>> BEGIN

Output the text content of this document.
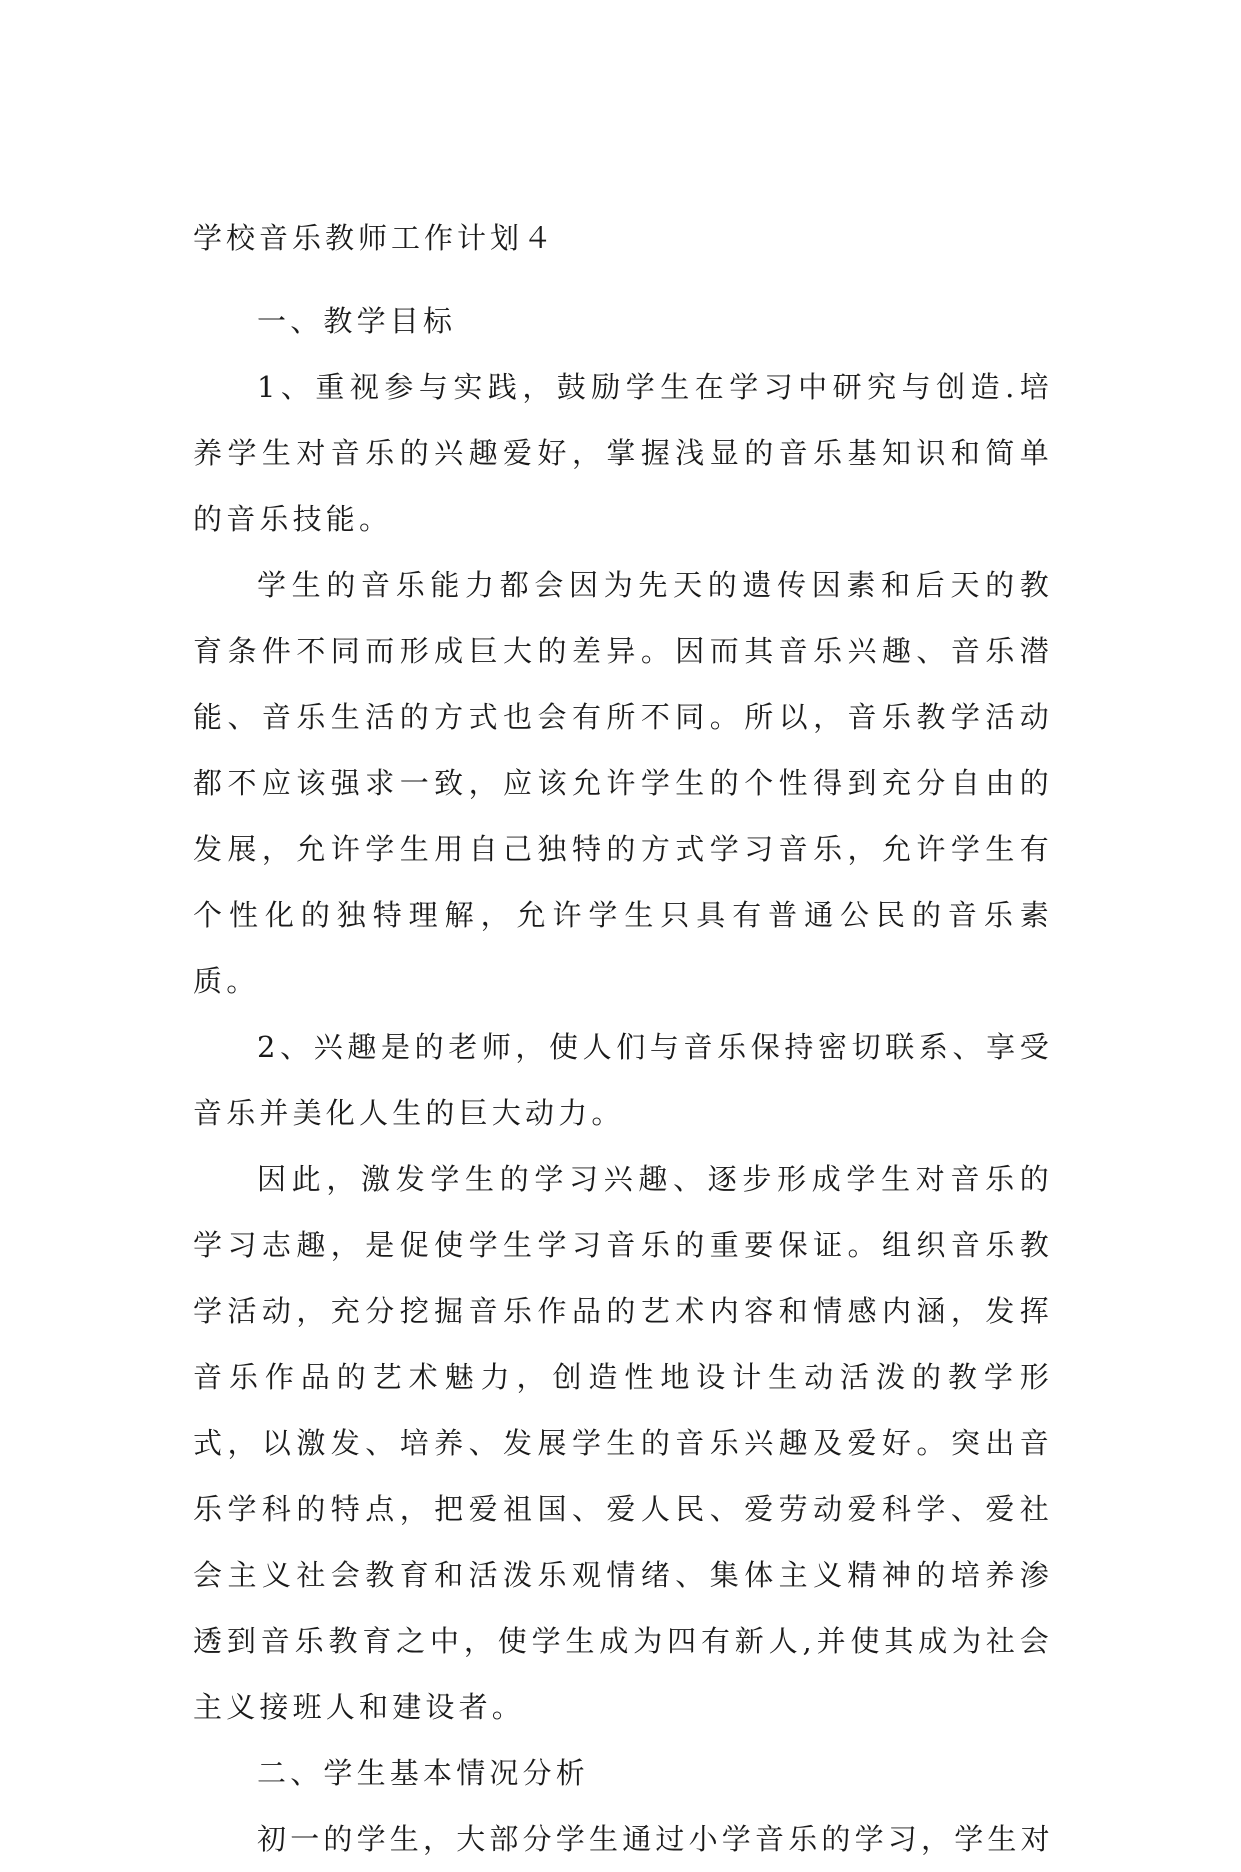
学校音乐教师工作计划４

一、教学目标

1、重视参与实践，鼓励学生在学习中研究与创造.培养学生对音乐的兴趣爱好，掌握浅显的音乐基知识和简单的音乐技能。

学生的音乐能力都会因为先天的遗传因素和后天的教育条件不同而形成巨大的差异。因而其音乐兴趣、音乐潜能、音乐生活的方式也会有所不同。所以，音乐教学活动都不应该强求一致，应该允许学生的个性得到充分自由的发展，允许学生用自己独特的方式学习音乐，允许学生有个性化的独特理解，允许学生只具有普通公民的音乐素质。

2、兴趣是的老师，使人们与音乐保持密切联系、享受音乐并美化人生的巨大动力。

因此，激发学生的学习兴趣、逐步形成学生对音乐的学习志趣，是促使学生学习音乐的重要保证。组织音乐教学活动，充分挖掘音乐作品的艺术内容和情感内涵，发挥音乐作品的艺术魅力，创造性地设计生动活泼的教学形式，以激发、培养、发展学生的音乐兴趣及爱好。突出音乐学科的特点，把爱祖国、爱人民、爱劳动爱科学、爱社会主义社会教育和活泼乐观情绪、集体主义精神的培养渗透到音乐教育之中，使学生成为四有新人,并使其成为社会主义接班人和建设者。

二、学生基本情况分析

初一的学生，大部分学生通过小学音乐的学习，学生对
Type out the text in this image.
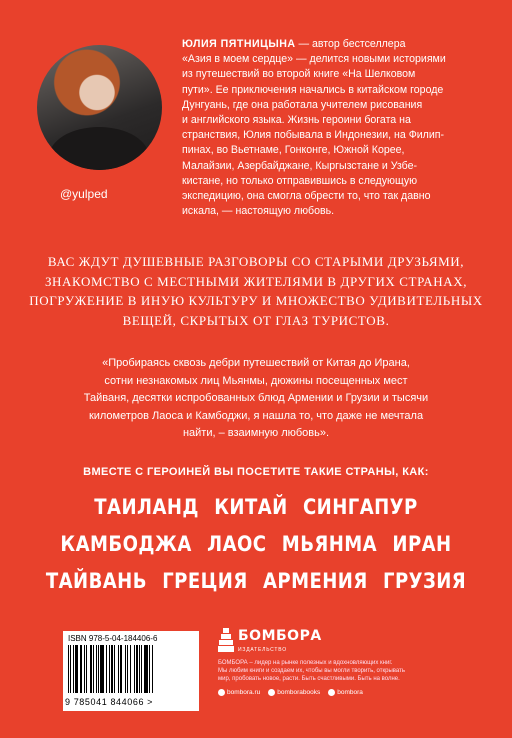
@yulped
ЮЛИЯ ПЯТНИЦЫНА — автор бестселлера
«Азия в моем сердце» — делится новыми историями
из путешествий во второй книге «На Шелковом
пути». Ее приключения начались в китайском городе
Дунгуань, где она работала учителем рисования
и английского языка. Жизнь героини богата на
странствия, Юлия побывала в Индонезии, на Филип-
пинах, во Вьетнаме, Гонконге, Южной Корее,
Малайзии, Азербайджане, Кыргызстане и Узбе-
кистане, но только отправившись в следующую
экспедицию, она смогла обрести то, что так давно
искала, — настоящую любовь.
ВАС ЖДУТ ДУШЕВНЫЕ РАЗГОВОРЫ СО СТАРЫМИ ДРУЗЬЯМИ,
ЗНАКОМСТВО С МЕСТНЫМИ ЖИТЕЛЯМИ В ДРУГИХ СТРАНАХ,
ПОГРУЖЕНИЕ В ИНУЮ КУЛЬТУРУ И МНОЖЕСТВО УДИВИТЕЛЬНЫХ
ВЕЩЕЙ, СКРЫТЫХ ОТ ГЛАЗ ТУРИСТОВ.
«Пробираясь сквозь дебри путешествий от Китая до Ирана,
сотни незнакомых лиц Мьянмы, дюжины посещенных мест
Тайваня, десятки испробованных блюд Армении и Грузии и тысячи
километров Лаоса и Камбоджи, я нашла то, что даже не мечтала
найти, – взаимную любовь».
ВМЕСТЕ С ГЕРОИНЕЙ ВЫ ПОСЕТИТЕ ТАКИЕ СТРАНЫ, КАК:
ТАИЛАНД КИТАЙ СИНГАПУР
КАМБОДЖА ЛАОС МЬЯНМА ИРАН
ТАЙВАНЬ ГРЕЦИЯ АРМЕНИЯ ГРУЗИЯ
ISBN 978-5-04-184406-6
9 785041 844066 >
БОМБОРА
ИЗДАТЕЛЬСТВО
БОМБОРА – лидер на рынке полезных и вдохновляющих книг.
Мы любим книги и создаем их, чтобы вы могли творить, открывать
мир, пробовать новое, расти. Быть счастливыми. Быть на волне.
bombora.ru	bomborabooks	bombora
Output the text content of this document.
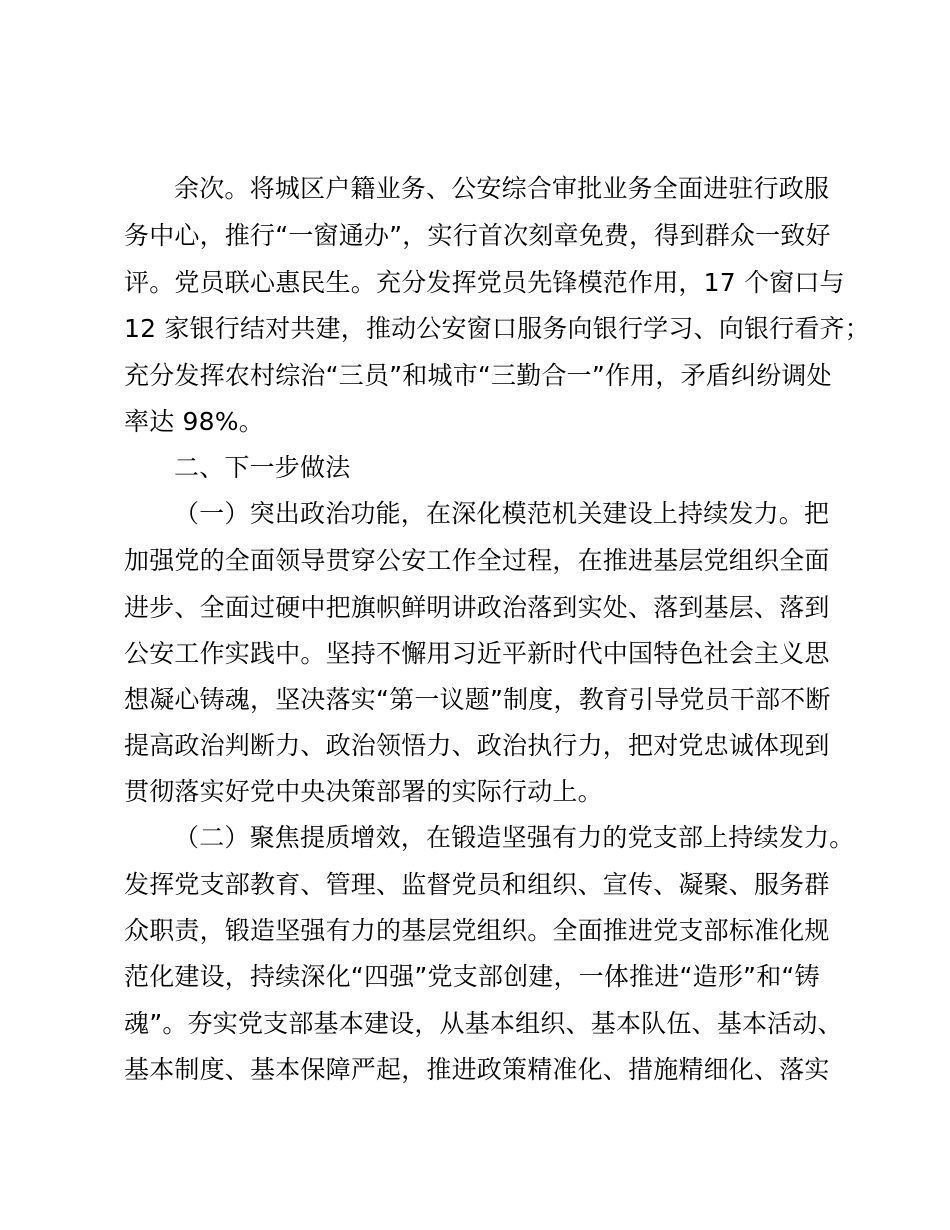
余次。将城区户籍业务、公安综合审批业务全面进驻行政服
务中心，推行“一窗通办”，实行首次刻章免费，得到群众一致好
评。党员联心惠民生。充分发挥党员先锋模范作用，17 个窗口与
12 家银行结对共建，推动公安窗口服务向银行学习、向银行看齐；
充分发挥农村综治“三员”和城市“三勤合一”作用，矛盾纠纷调处
率达 98%。
二、下一步做法
（一）突出政治功能，在深化模范机关建设上持续发力。把
加强党的全面领导贯穿公安工作全过程，在推进基层党组织全面
进步、全面过硬中把旗帜鲜明讲政治落到实处、落到基层、落到
公安工作实践中。坚持不懈用习近平新时代中国特色社会主义思
想凝心铸魂，坚决落实“第一议题”制度，教育引导党员干部不断
提高政治判断力、政治领悟力、政治执行力，把对党忠诚体现到
贯彻落实好党中央决策部署的实际行动上。
（二）聚焦提质增效，在锻造坚强有力的党支部上持续发力。
发挥党支部教育、管理、监督党员和组织、宣传、凝聚、服务群
众职责，锻造坚强有力的基层党组织。全面推进党支部标准化规
范化建设，持续深化“四强”党支部创建，一体推进“造形”和“铸
魂”。夯实党支部基本建设，从基本组织、基本队伍、基本活动、
基本制度、基本保障严起，推进政策精准化、措施精细化、落实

>> END

WORK TO DO - Go through the entries above and print each one exactly, minus the pictures.

FINAL RESULT -
Output the text content of this document.
学校音乐教师工作计划４

一、教学目标

1、重视参与实践，鼓励学生在学习中研究与创造.培养学生对音乐的兴趣爱好，掌握浅显的音乐基知识和简单的音乐技能。

学生的音乐能力都会因为先天的遗传因素和后天的教育条件不同而形成巨大的差异。因而其音乐兴趣、音乐潜能、音乐生活的方式也会有所不同。所以，音乐教学活动都不应该强求一致，应该允许学生的个性得到充分自由的发展，允许学生用自己独特的方式学习音乐，允许学生有个性化的独特理解，允许学生只具有普通公民的音乐素质。

2、兴趣是的老师，使人们与音乐保持密切联系、享受音乐并美化人生的巨大动力。

因此，激发学生的学习兴趣、逐步形成学生对音乐的学习志趣，是促使学生学习音乐的重要保证。组织音乐教学活动，充分挖掘音乐作品的艺术内容和情感内涵，发挥音乐作品的艺术魅力，创造性地设计生动活泼的教学形式，以激发、培养、发展学生的音乐兴趣及爱好。突出音乐学科的特点，把爱祖国、爱人民、爱劳动爱科学、爱社会主义社会教育和活泼乐观情绪、集体主义精神的培养渗透到音乐教育之中，使学生成为四有新人,并使其成为社会主义接班人和建设者。

二、学生基本情况分析

初一的学生，大部分学生通过小学音乐的学习，学生对
Type out the text in this image.
@yulped
ЮЛИЯ ПЯТНИЦЫНА — автор бестселлера
«Азия в моем сердце» — делится новыми историями
из путешествий во второй книге «На Шелковом
пути». Ее приключения начались в китайском городе
Дунгуань, где она работала учителем рисования
и английского языка. Жизнь героини богата на
странствия, Юлия побывала в Индонезии, на Филип-
пинах, во Вьетнаме, Гонконге, Южной Корее,
Малайзии, Азербайджане, Кыргызстане и Узбе-
кистане, но только отправившись в следующую
экспедицию, она смогла обрести то, что так давно
искала, — настоящую любовь.
ВАС ЖДУТ ДУШЕВНЫЕ РАЗГОВОРЫ СО СТАРЫМИ ДРУЗЬЯМИ,
ЗНАКОМСТВО С МЕСТНЫМИ ЖИТЕЛЯМИ В ДРУГИХ СТРАНАХ,
ПОГРУЖЕНИЕ В ИНУЮ КУЛЬТУРУ И МНОЖЕСТВО УДИВИТЕЛЬНЫХ
ВЕЩЕЙ, СКРЫТЫХ ОТ ГЛАЗ ТУРИСТОВ.
«Пробираясь сквозь дебри путешествий от Китая до Ирана,
сотни незнакомых лиц Мьянмы, дюжины посещенных мест
Тайваня, десятки испробованных блюд Армении и Грузии и тысячи
километров Лаоса и Камбоджи, я нашла то, что даже не мечтала
найти, – взаимную любовь».
ВМЕСТЕ С ГЕРОИНЕЙ ВЫ ПОСЕТИТЕ ТАКИЕ СТРАНЫ, КАК:
ТАИЛАНД КИТАЙ СИНГАПУР
КАМБОДЖА ЛАОС МЬЯНМА ИРАН
ТАЙВАНЬ ГРЕЦИЯ АРМЕНИЯ ГРУЗИЯ
ISBN 978-5-04-184406-6
9 785041 844066 >
БОМБОРА
ИЗДАТЕЛЬСТВО
БОМБОРА – лидер на рынке полезных и вдохновляющих книг.
Мы любим книги и создаем их, чтобы вы могли творить, открывать
мир, пробовать новое, расти. Быть счастливыми. Быть на волне.
bombora.ru	bomborabooks	bombora
Output the text content of this document.
余次。将城区户籍业务、公安综合审批业务全面进驻行政服
务中心，推行“一窗通办”，实行首次刻章免费，得到群众一致好
评。党员联心惠民生。充分发挥党员先锋模范作用，17 个窗口与
12 家银行结对共建，推动公安窗口服务向银行学习、向银行看齐；
充分发挥农村综治“三员”和城市“三勤合一”作用，矛盾纠纷调处
率达 98%。
二、下一步做法
（一）突出政治功能，在深化模范机关建设上持续发力。把
加强党的全面领导贯穿公安工作全过程，在推进基层党组织全面
进步、全面过硬中把旗帜鲜明讲政治落到实处、落到基层、落到
公安工作实践中。坚持不懈用习近平新时代中国特色社会主义思
想凝心铸魂，坚决落实“第一议题”制度，教育引导党员干部不断
提高政治判断力、政治领悟力、政治执行力，把对党忠诚体现到
贯彻落实好党中央决策部署的实际行动上。
（二）聚焦提质增效，在锻造坚强有力的党支部上持续发力。
发挥党支部教育、管理、监督党员和组织、宣传、凝聚、服务群
众职责，锻造坚强有力的基层党组织。全面推进党支部标准化规
范化建设，持续深化“四强”党支部创建，一体推进“造形”和“铸
魂”。夯实党支部基本建设，从基本组织、基本队伍、基本活动、
基本制度、基本保障严起，推进政策精准化、措施精细化、落实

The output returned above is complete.